- **Element position data**:

--*--

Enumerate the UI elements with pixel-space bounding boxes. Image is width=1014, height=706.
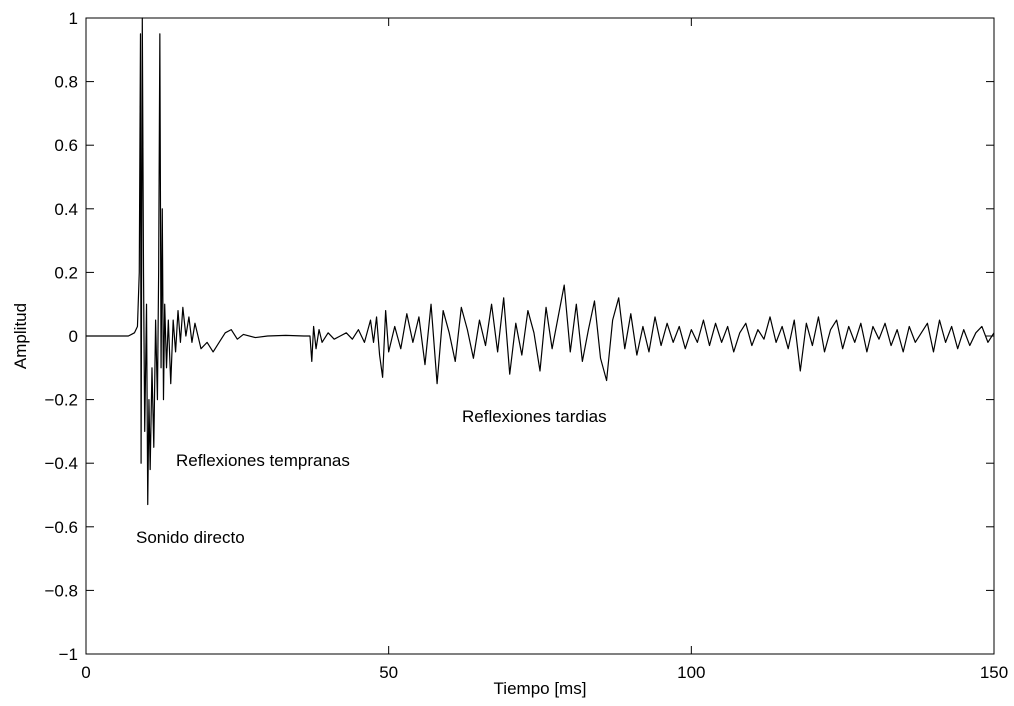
y-tick-label: −0.2 xyxy=(44,391,78,410)
x-tick-label: 50 xyxy=(379,663,398,682)
annotation: Reflexiones tempranas xyxy=(176,451,350,470)
annotation: Sonido directo xyxy=(136,528,245,547)
signal-line xyxy=(86,17,995,506)
y-tick-label: −0.8 xyxy=(44,581,78,600)
x-tick-label: 0 xyxy=(81,663,90,682)
y-tick-label: −0.6 xyxy=(44,518,78,537)
x-tick-label: 100 xyxy=(677,663,705,682)
y-tick-label: 0.6 xyxy=(54,136,78,155)
annotation: Reflexiones tardias xyxy=(462,407,607,426)
x-axis-label: Tiempo [ms] xyxy=(494,679,587,698)
y-axis-label: Amplitud xyxy=(11,303,30,369)
y-tick-label: 0 xyxy=(69,327,78,346)
plot-frame xyxy=(85,17,995,655)
y-tick-label: −0.4 xyxy=(44,454,78,473)
x-tick-label: 150 xyxy=(980,663,1008,682)
y-tick-label: 0.8 xyxy=(54,73,78,92)
y-tick-label: 0.2 xyxy=(54,263,78,282)
y-tick-label: 0.4 xyxy=(54,200,78,219)
y-tick-label: −1 xyxy=(59,645,78,664)
y-tick-label: 1 xyxy=(69,9,78,28)
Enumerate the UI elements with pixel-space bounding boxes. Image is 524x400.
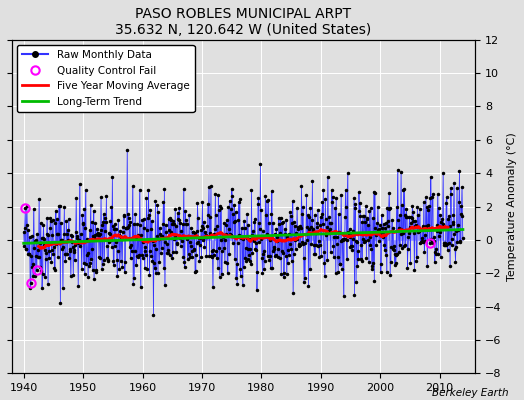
Text: Berkeley Earth: Berkeley Earth — [432, 388, 508, 398]
Legend: Raw Monthly Data, Quality Control Fail, Five Year Moving Average, Long-Term Tren: Raw Monthly Data, Quality Control Fail, … — [17, 45, 194, 112]
Title: PASO ROBLES MUNICIPAL ARPT
35.632 N, 120.642 W (United States): PASO ROBLES MUNICIPAL ARPT 35.632 N, 120… — [115, 7, 372, 37]
Y-axis label: Temperature Anomaly (°C): Temperature Anomaly (°C) — [507, 132, 517, 281]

--*--

- **Problem requirements**:
How many lines in the rows above contain the word "MUNICIPAL"? Reply with the number only.

- **Answer in full**:
2